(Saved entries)
============================================================

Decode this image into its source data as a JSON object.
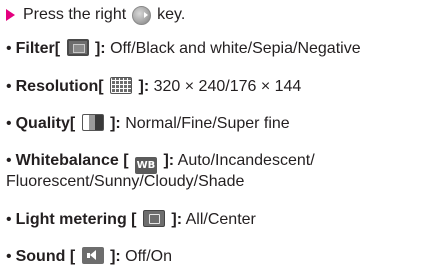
{
  "intro": {
    "before_icon": "Press the right",
    "after_icon": "key.",
    "arrow_color": "#e4007f",
    "key_icon": "round-navigation-key-icon"
  },
  "bullet": "•",
  "open_bracket": "[",
  "close_bracket": "]:",
  "settings": [
    {
      "label": "Filter",
      "icon": "filter-icon",
      "values": "Off/Black and white/Sepia/Negative"
    },
    {
      "label": "Resolution",
      "icon": "resolution-icon",
      "values": "320 × 240/176 × 144"
    },
    {
      "label": "Quality",
      "icon": "quality-icon",
      "values": "Normal/Fine/Super fine"
    },
    {
      "label": "Whitebalance",
      "icon": "whitebalance-icon",
      "icon_text": "WB",
      "values_line1": "Auto/Incandescent/",
      "values_line2": "Fluorescent/Sunny/Cloudy/Shade"
    },
    {
      "label": "Light metering",
      "icon": "light-metering-icon",
      "values": "All/Center"
    },
    {
      "label": "Sound",
      "icon": "sound-icon",
      "values": "Off/On"
    }
  ]
}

============================================================

* **YOUR OBJECTIVE**:
Leaving all pictures aside, quote each record exactly.

* **EXERCISE RESPONSE**:
Decode this image into its source data as a JSON object.
{
  "intro": {
    "before_icon": "Press the right",
    "after_icon": "key.",
    "arrow_color": "#e4007f",
    "key_icon": "round-navigation-key-icon"
  },
  "bullet": "•",
  "open_bracket": "[",
  "close_bracket": "]:",
  "settings": [
    {
      "label": "Filter",
      "icon": "filter-icon",
      "values": "Off/Black and white/Sepia/Negative"
    },
    {
      "label": "Resolution",
      "icon": "resolution-icon",
      "values": "320 × 240/176 × 144"
    },
    {
      "label": "Quality",
      "icon": "quality-icon",
      "values": "Normal/Fine/Super fine"
    },
    {
      "label": "Whitebalance",
      "icon": "whitebalance-icon",
      "icon_text": "WB",
      "values_line1": "Auto/Incandescent/",
      "values_line2": "Fluorescent/Sunny/Cloudy/Shade"
    },
    {
      "label": "Light metering",
      "icon": "light-metering-icon",
      "values": "All/Center"
    },
    {
      "label": "Sound",
      "icon": "sound-icon",
      "values": "Off/On"
    }
  ]
}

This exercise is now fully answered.